## Task directions
Each entry here needs to be set down again exactly, please; pictures are left out.

(Extracted records)
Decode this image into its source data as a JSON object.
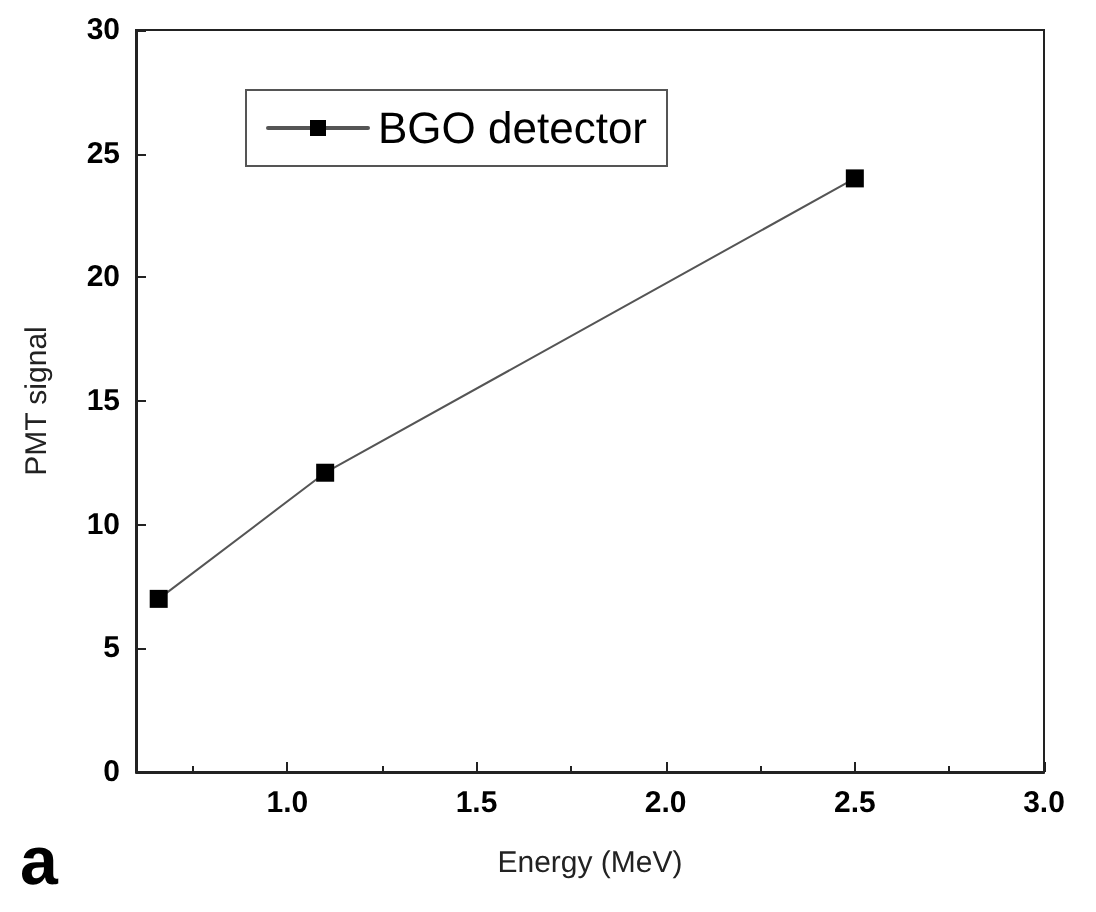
{
  "chart_data": {
    "type": "line",
    "xlabel": "Energy (MeV)",
    "ylabel": "PMT signal",
    "annotations": [
      "a"
    ],
    "x": [
      0.66,
      1.1,
      2.5
    ],
    "series": [
      {
        "name": "BGO detector",
        "color": "#000000",
        "values": [
          7,
          12.1,
          24.0
        ]
      }
    ],
    "xlim": [
      0.6,
      3.0
    ],
    "xticks": [
      {
        "value": 1,
        "label": "1.0"
      },
      1.5,
      {
        "value": 2,
        "label": "2.0"
      },
      2.5,
      {
        "value": 3,
        "label": "3.0"
      }
    ],
    "ylim": [
      0,
      30
    ],
    "yticks": [
      0,
      5,
      10,
      15,
      20,
      25,
      30
    ],
    "grid": false,
    "legend": "top left",
    "marker": "square",
    "line_style": "solid"
  }
}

## Correct result
Decode this image into its source data as a JSON object.
{
  "chart_data": {
    "type": "line",
    "xlabel": "Energy (MeV)",
    "ylabel": "PMT signal",
    "annotations": [
      "a"
    ],
    "x": [
      0.66,
      1.1,
      2.5
    ],
    "series": [
      {
        "name": "BGO detector",
        "color": "#000000",
        "values": [
          7,
          12.1,
          24.0
        ]
      }
    ],
    "xlim": [
      0.6,
      3.0
    ],
    "xticks": [
      {
        "value": 1,
        "label": "1.0"
      },
      1.5,
      {
        "value": 2,
        "label": "2.0"
      },
      2.5,
      {
        "value": 3,
        "label": "3.0"
      }
    ],
    "ylim": [
      0,
      30
    ],
    "yticks": [
      0,
      5,
      10,
      15,
      20,
      25,
      30
    ],
    "grid": false,
    "legend": "top left",
    "marker": "square",
    "line_style": "solid"
  }
}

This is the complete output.